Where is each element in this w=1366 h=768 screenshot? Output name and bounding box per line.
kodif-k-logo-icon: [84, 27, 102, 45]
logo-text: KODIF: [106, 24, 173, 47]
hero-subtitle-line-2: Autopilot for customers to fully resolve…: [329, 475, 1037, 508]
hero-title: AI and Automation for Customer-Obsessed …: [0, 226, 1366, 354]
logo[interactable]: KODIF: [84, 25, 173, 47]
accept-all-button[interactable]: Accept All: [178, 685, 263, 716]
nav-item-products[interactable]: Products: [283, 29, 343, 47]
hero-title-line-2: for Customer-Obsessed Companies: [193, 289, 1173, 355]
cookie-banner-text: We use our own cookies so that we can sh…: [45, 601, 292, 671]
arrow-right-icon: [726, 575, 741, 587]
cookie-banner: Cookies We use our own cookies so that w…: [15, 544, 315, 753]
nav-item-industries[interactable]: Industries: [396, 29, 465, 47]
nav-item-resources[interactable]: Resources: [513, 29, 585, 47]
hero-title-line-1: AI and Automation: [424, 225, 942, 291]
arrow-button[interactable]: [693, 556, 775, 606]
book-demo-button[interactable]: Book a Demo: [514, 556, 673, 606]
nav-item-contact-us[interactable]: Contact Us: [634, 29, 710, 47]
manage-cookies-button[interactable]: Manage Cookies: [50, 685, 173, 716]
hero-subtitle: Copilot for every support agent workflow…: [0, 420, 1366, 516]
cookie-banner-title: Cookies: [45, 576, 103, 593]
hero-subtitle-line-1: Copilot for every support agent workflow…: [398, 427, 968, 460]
----------------
▸ **EXERCISE TASK**: Copy out every line of the records above, character for character.

▸ **RESULT FOR THIS TASK**:
Where is each element in this w=1366 h=768 screenshot? Output name and bounding box per line.
kodif-k-logo-icon: [84, 27, 102, 45]
logo-text: KODIF: [106, 24, 173, 47]
hero-subtitle-line-2: Autopilot for customers to fully resolve…: [329, 475, 1037, 508]
hero-title: AI and Automation for Customer-Obsessed …: [0, 226, 1366, 354]
logo[interactable]: KODIF: [84, 25, 173, 47]
accept-all-button[interactable]: Accept All: [178, 685, 263, 716]
nav-item-products[interactable]: Products: [283, 29, 343, 47]
hero-title-line-2: for Customer-Obsessed Companies: [193, 289, 1173, 355]
cookie-banner-text: We use our own cookies so that we can sh…: [45, 601, 292, 671]
arrow-right-icon: [726, 575, 741, 587]
cookie-banner: Cookies We use our own cookies so that w…: [15, 544, 315, 753]
nav-item-industries[interactable]: Industries: [396, 29, 465, 47]
nav-item-resources[interactable]: Resources: [513, 29, 585, 47]
hero-title-line-1: AI and Automation: [424, 225, 942, 291]
arrow-button[interactable]: [693, 556, 775, 606]
book-demo-button[interactable]: Book a Demo: [514, 556, 673, 606]
nav-item-contact-us[interactable]: Contact Us: [634, 29, 710, 47]
manage-cookies-button[interactable]: Manage Cookies: [50, 685, 173, 716]
hero-subtitle: Copilot for every support agent workflow…: [0, 420, 1366, 516]
cookie-banner-title: Cookies: [45, 576, 103, 593]
hero-subtitle-line-1: Copilot for every support agent workflow…: [398, 427, 968, 460]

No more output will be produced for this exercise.